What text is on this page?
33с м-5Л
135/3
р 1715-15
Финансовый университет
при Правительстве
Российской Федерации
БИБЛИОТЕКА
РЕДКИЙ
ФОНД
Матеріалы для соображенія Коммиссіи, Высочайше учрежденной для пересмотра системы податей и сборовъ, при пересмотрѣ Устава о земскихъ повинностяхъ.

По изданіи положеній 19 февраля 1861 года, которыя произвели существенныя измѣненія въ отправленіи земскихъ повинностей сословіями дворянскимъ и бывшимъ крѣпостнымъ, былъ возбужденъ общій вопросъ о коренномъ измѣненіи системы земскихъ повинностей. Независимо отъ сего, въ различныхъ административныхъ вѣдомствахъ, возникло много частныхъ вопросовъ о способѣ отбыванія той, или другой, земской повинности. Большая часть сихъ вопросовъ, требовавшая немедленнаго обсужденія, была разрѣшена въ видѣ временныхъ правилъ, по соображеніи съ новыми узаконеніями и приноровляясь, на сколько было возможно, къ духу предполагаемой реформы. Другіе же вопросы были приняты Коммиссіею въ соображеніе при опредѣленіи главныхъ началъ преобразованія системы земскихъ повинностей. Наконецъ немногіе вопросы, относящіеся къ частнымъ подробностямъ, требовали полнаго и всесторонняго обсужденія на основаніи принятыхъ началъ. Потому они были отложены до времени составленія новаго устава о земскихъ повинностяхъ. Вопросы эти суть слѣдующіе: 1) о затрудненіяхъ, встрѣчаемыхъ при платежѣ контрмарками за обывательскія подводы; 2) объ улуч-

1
-- -- --
→ **Task instructions**
Reproduce every line of the listing above in which the string "земскихъ" appears.

→ **Task result**
Матеріалы для соображенія Коммиссіи, Высочайше учрежденной для пересмотра системы податей и сборовъ, при пересмотрѣ Устава о земскихъ повинностяхъ.
По изданіи положеній 19 февраля 1861 года, которыя произвели существенныя измѣненія въ отправленіи земскихъ повинностей сословіями дворянскимъ и бывшимъ крѣпостнымъ, былъ возбужденъ общій вопросъ о коренномъ измѣненіи системы земскихъ повинностей. Независимо отъ сего, въ различныхъ административныхъ вѣдомствахъ, возникло много частныхъ вопросовъ о способѣ отбыванія той, или другой, земской повинности. Большая часть сихъ вопросовъ, требовавшая немедленнаго обсужденія, была разрѣшена въ видѣ временныхъ правилъ, по соображеніи съ новыми узаконеніями и приноровляясь, на сколько было возможно, къ духу предполагаемой реформы. Другіе же вопросы были приняты Коммиссіею въ соображеніе при опредѣленіи главныхъ началъ преобразованія системы земскихъ повинностей. Наконецъ немногіе вопросы, относящіеся къ частнымъ подробностямъ, требовали полнаго и всесторонняго обсужденія на основаніи принятыхъ началъ. Потому они были отложены до времени составленія новаго устава о земскихъ повинностяхъ. Вопросы эти суть слѣдующіе: 1) о затрудненіяхъ, встрѣчаемыхъ при платежѣ контрмарками за обывательскія подводы; 2) объ улуч-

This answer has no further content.